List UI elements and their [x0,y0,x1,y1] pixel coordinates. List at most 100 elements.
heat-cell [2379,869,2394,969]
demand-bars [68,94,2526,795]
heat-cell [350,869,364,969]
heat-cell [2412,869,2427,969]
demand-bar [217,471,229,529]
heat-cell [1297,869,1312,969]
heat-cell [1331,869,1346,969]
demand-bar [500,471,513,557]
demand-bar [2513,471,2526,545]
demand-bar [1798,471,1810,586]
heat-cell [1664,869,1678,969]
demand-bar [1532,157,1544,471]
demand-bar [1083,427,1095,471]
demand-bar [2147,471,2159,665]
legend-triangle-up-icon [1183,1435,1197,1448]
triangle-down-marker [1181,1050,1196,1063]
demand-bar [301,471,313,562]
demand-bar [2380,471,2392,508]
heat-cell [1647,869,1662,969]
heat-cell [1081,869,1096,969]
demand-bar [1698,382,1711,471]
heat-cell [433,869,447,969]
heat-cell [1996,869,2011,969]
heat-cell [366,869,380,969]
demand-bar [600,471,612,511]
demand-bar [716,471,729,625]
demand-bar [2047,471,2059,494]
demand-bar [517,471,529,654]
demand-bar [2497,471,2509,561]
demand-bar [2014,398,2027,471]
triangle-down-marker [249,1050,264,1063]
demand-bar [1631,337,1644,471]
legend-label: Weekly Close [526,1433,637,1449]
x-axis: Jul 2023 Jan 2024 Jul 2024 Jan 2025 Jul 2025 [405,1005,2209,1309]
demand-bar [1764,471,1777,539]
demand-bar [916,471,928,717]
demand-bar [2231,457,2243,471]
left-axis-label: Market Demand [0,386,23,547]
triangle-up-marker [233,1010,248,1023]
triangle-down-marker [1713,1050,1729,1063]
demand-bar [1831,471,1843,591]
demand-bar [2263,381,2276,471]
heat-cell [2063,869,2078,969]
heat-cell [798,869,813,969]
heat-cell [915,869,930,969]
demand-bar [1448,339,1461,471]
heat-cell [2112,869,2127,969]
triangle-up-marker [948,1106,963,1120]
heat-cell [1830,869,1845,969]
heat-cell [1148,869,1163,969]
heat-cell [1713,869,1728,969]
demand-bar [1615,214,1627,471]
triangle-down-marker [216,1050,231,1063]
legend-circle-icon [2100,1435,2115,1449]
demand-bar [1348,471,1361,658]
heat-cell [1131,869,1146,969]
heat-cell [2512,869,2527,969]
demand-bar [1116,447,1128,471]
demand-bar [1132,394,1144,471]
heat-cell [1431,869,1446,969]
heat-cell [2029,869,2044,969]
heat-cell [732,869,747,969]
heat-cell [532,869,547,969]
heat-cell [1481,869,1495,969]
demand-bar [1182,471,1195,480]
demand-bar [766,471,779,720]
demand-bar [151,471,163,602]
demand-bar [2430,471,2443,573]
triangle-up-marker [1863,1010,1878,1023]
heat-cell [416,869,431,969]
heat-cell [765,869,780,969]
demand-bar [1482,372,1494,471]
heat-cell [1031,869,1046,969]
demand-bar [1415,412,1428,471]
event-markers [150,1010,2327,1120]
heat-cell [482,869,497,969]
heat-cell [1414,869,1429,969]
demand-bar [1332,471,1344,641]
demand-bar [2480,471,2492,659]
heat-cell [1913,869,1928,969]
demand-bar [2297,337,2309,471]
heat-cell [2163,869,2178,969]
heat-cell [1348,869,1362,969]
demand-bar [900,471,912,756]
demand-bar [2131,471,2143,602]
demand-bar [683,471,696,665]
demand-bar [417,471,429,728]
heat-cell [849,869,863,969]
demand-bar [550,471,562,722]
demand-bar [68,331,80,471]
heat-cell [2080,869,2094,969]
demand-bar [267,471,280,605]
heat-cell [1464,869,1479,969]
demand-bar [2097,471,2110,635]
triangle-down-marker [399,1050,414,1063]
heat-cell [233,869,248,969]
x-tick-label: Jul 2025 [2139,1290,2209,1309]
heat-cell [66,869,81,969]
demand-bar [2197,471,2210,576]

========================================================================

Can you recast all the items above as a numbered list, leaving out any blank lines?

1. List UI elements and their [x0,y0,x1,y1] pixel coordinates. List at most 100 elements.
2. heat-cell [2379,869,2394,969]
3. demand-bars [68,94,2526,795]
4. heat-cell [350,869,364,969]
5. heat-cell [2412,869,2427,969]
6. demand-bar [217,471,229,529]
7. heat-cell [1297,869,1312,969]
8. heat-cell [1331,869,1346,969]
9. demand-bar [500,471,513,557]
10. demand-bar [2513,471,2526,545]
11. demand-bar [1798,471,1810,586]
12. heat-cell [1664,869,1678,969]
13. demand-bar [1532,157,1544,471]
14. demand-bar [1083,427,1095,471]
15. demand-bar [2147,471,2159,665]
16. legend-triangle-up-icon [1183,1435,1197,1448]
17. triangle-down-marker [1181,1050,1196,1063]
18. demand-bar [301,471,313,562]
19. demand-bar [2380,471,2392,508]
20. heat-cell [1647,869,1662,969]
21. heat-cell [1081,869,1096,969]
22. demand-bar [1698,382,1711,471]
23. heat-cell [433,869,447,969]
24. heat-cell [1996,869,2011,969]
25. heat-cell [366,869,380,969]
26. demand-bar [600,471,612,511]
27. demand-bar [716,471,729,625]
28. demand-bar [2047,471,2059,494]
29. demand-bar [517,471,529,654]
30. demand-bar [2497,471,2509,561]
31. demand-bar [2014,398,2027,471]
32. triangle-down-marker [249,1050,264,1063]
33. demand-bar [1631,337,1644,471]
34. legend-label: Weekly Close [526,1433,637,1449]
35. x-axis: Jul 2023 Jan 2024 Jul 2024 Jan 2025 Jul 2025 [405,1005,2209,1309]
36. demand-bar [1764,471,1777,539]
37. demand-bar [916,471,928,717]
38. demand-bar [2231,457,2243,471]
39. left-axis-label: Market Demand [0,386,23,547]
40. triangle-up-marker [233,1010,248,1023]
41. triangle-down-marker [1713,1050,1729,1063]
42. demand-bar [1831,471,1843,591]
43. demand-bar [2263,381,2276,471]
44. heat-cell [2063,869,2078,969]
45. heat-cell [798,869,813,969]
46. heat-cell [915,869,930,969]
47. demand-bar [1448,339,1461,471]
48. heat-cell [2112,869,2127,969]
49. triangle-up-marker [948,1106,963,1120]
50. heat-cell [1830,869,1845,969]
51. heat-cell [1148,869,1163,969]
52. heat-cell [1713,869,1728,969]
53. demand-bar [1615,214,1627,471]
54. triangle-down-marker [216,1050,231,1063]
55. legend-circle-icon [2100,1435,2115,1449]
56. demand-bar [1348,471,1361,658]
57. heat-cell [1131,869,1146,969]
58. heat-cell [2512,869,2527,969]
59. demand-bar [1116,447,1128,471]
60. demand-bar [1132,394,1144,471]
61. heat-cell [1431,869,1446,969]
62. heat-cell [2029,869,2044,969]
63. heat-cell [732,869,747,969]
64. heat-cell [532,869,547,969]
65. heat-cell [1481,869,1495,969]
66. demand-bar [1182,471,1195,480]
67. demand-bar [766,471,779,720]
68. demand-bar [151,471,163,602]
69. demand-bar [2430,471,2443,573]
70. triangle-up-marker [1863,1010,1878,1023]
71. heat-cell [416,869,431,969]
72. heat-cell [765,869,780,969]
73. demand-bar [1482,372,1494,471]
74. heat-cell [1031,869,1046,969]
75. demand-bar [1415,412,1428,471]
76. event-markers [150,1010,2327,1120]
77. heat-cell [482,869,497,969]
78. heat-cell [1414,869,1429,969]
79. demand-bar [1332,471,1344,641]
80. demand-bar [2480,471,2492,659]
81. heat-cell [1913,869,1928,969]
82. demand-bar [2297,337,2309,471]
83. heat-cell [2163,869,2178,969]
84. heat-cell [1348,869,1362,969]
85. demand-bar [900,471,912,756]
86. demand-bar [2131,471,2143,602]
87. demand-bar [683,471,696,665]
88. demand-bar [417,471,429,728]
89. heat-cell [849,869,863,969]
90. demand-bar [550,471,562,722]
91. demand-bar [68,331,80,471]
92. heat-cell [2080,869,2094,969]
93. demand-bar [267,471,280,605]
94. heat-cell [1464,869,1479,969]
95. demand-bar [2097,471,2110,635]
96. triangle-down-marker [399,1050,414,1063]
97. heat-cell [233,869,248,969]
98. x-tick-label: Jul 2025 [2139,1290,2209,1309]
99. heat-cell [66,869,81,969]
100. demand-bar [2197,471,2210,576]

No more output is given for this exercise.